→ **GIVEN INSTRUCTION**: Find the line that contains "Output a JSON". Repeat that line and all lines following it, exactly, through the end of the listing below.

→ **WORKING DATA**:

-- Start --

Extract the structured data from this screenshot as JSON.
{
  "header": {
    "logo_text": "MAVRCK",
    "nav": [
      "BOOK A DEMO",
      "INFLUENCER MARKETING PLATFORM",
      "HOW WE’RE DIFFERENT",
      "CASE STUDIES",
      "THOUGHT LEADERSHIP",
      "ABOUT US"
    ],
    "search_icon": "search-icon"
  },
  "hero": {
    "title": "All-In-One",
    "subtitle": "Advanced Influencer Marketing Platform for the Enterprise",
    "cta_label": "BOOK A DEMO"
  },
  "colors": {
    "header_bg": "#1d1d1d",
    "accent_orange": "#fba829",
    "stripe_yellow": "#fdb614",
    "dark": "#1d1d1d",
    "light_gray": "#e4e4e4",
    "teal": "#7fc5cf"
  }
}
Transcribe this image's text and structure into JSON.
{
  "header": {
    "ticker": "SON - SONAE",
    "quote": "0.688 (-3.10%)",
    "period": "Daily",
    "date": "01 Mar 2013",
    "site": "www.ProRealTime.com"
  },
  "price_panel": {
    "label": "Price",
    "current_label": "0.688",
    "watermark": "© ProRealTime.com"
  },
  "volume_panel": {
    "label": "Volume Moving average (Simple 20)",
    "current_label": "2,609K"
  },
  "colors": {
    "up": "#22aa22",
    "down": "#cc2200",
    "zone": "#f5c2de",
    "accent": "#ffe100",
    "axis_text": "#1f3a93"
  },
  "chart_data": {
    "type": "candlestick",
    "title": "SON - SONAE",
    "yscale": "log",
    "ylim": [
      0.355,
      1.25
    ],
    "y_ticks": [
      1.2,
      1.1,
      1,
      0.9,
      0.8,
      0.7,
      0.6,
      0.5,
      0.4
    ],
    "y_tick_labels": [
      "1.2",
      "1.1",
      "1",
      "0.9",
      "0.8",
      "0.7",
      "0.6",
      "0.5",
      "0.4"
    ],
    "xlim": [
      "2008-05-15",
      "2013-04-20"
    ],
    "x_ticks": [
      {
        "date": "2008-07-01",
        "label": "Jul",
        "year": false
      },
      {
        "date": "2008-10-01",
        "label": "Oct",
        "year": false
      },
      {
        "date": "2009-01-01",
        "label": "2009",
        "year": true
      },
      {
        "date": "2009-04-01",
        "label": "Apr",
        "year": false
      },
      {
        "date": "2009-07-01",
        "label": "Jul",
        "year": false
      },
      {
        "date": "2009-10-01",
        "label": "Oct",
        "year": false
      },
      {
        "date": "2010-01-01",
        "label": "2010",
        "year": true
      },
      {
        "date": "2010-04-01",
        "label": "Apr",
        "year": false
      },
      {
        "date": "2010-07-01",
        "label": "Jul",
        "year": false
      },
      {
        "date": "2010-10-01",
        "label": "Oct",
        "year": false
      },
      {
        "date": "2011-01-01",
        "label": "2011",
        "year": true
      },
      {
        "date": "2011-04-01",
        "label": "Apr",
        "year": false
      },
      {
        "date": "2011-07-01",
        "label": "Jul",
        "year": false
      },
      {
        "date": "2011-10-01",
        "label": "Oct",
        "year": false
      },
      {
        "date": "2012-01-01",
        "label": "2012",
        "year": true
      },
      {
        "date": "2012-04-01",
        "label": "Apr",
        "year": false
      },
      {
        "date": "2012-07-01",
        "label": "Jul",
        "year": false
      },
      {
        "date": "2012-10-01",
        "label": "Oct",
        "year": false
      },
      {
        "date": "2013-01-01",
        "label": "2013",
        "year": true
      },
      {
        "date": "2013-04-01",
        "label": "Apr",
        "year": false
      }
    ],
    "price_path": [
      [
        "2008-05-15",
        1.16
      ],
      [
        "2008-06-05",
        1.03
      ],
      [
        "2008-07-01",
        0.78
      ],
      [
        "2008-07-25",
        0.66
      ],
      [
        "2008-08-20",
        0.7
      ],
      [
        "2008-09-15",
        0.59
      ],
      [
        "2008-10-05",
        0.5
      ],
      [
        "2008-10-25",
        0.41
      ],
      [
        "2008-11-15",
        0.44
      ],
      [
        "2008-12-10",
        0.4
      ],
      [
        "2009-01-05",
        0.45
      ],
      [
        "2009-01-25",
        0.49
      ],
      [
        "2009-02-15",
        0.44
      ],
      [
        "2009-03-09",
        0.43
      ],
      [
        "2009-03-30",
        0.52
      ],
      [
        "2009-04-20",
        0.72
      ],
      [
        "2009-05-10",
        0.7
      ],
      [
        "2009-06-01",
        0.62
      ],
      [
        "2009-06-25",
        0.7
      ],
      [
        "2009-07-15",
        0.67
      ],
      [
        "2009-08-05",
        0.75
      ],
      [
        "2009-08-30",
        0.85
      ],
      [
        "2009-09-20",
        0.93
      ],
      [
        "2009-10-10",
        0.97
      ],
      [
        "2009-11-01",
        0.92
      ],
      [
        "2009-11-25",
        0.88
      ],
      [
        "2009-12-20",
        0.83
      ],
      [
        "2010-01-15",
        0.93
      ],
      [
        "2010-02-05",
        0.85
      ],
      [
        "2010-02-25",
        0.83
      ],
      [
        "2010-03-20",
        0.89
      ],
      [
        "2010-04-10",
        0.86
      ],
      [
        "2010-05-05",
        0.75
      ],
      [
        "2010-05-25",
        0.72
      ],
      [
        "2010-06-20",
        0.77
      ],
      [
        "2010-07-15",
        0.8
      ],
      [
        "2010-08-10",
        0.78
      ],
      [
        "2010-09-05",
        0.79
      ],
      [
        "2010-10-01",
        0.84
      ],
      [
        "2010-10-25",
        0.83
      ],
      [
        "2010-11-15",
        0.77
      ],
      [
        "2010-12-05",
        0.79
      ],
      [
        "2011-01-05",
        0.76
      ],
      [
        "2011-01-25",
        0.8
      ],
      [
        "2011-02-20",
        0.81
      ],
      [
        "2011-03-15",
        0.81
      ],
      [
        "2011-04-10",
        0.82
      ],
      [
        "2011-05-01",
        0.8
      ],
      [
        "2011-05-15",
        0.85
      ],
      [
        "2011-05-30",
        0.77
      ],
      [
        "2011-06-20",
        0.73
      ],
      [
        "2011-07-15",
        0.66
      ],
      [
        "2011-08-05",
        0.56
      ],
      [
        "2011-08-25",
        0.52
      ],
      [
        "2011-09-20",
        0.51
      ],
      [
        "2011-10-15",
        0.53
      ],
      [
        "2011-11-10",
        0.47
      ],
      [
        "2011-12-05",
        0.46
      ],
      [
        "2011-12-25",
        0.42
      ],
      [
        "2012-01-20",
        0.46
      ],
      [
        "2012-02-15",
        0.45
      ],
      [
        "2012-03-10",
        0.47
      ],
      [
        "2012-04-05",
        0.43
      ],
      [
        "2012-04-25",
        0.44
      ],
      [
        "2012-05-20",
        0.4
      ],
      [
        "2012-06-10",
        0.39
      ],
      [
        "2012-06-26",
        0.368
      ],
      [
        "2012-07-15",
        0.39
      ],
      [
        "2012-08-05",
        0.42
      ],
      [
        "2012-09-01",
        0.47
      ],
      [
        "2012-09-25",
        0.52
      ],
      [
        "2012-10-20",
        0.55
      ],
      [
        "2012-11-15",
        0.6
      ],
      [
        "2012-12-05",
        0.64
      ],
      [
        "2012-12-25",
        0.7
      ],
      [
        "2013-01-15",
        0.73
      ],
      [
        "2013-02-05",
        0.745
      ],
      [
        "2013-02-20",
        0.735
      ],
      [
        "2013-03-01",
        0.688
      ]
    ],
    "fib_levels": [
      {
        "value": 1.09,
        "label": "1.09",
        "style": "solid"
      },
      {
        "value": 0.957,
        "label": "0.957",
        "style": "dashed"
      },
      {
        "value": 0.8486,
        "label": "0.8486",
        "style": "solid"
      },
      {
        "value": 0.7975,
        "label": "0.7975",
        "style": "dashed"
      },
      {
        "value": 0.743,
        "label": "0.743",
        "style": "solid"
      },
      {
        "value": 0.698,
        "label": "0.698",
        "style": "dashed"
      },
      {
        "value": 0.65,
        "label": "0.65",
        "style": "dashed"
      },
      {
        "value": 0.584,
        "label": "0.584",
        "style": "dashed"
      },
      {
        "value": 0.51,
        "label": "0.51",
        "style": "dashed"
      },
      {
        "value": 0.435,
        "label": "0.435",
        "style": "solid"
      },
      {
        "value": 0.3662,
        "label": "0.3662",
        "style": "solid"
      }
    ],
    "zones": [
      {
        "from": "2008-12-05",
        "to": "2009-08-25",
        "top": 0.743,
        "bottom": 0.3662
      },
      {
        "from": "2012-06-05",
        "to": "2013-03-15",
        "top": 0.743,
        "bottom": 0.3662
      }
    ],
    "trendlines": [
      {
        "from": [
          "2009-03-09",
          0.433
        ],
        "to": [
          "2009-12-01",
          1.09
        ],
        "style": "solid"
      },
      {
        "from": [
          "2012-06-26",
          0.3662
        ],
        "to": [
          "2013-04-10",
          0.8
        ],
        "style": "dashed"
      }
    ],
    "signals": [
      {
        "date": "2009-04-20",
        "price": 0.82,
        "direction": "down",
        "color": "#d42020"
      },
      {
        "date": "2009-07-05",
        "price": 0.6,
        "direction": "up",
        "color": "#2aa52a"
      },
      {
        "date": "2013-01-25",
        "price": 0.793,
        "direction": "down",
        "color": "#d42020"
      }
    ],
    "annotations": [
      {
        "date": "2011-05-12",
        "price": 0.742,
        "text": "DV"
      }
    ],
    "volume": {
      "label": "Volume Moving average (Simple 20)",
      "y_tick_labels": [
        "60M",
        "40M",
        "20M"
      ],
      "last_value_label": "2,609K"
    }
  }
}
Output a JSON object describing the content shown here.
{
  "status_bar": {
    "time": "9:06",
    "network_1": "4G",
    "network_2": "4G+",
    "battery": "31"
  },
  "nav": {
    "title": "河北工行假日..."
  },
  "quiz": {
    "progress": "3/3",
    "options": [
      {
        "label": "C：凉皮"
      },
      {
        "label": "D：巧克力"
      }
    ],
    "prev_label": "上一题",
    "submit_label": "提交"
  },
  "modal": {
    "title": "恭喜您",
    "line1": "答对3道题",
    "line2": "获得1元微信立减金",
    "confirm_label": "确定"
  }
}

-- End --

→ **RESPONSE BELOW**:
Output a JSON object describing the content shown here.
{
  "status_bar": {
    "time": "9:06",
    "network_1": "4G",
    "network_2": "4G+",
    "battery": "31"
  },
  "nav": {
    "title": "河北工行假日..."
  },
  "quiz": {
    "progress": "3/3",
    "options": [
      {
        "label": "C：凉皮"
      },
      {
        "label": "D：巧克力"
      }
    ],
    "prev_label": "上一题",
    "submit_label": "提交"
  },
  "modal": {
    "title": "恭喜您",
    "line1": "答对3道题",
    "line2": "获得1元微信立减金",
    "confirm_label": "确定"
  }
}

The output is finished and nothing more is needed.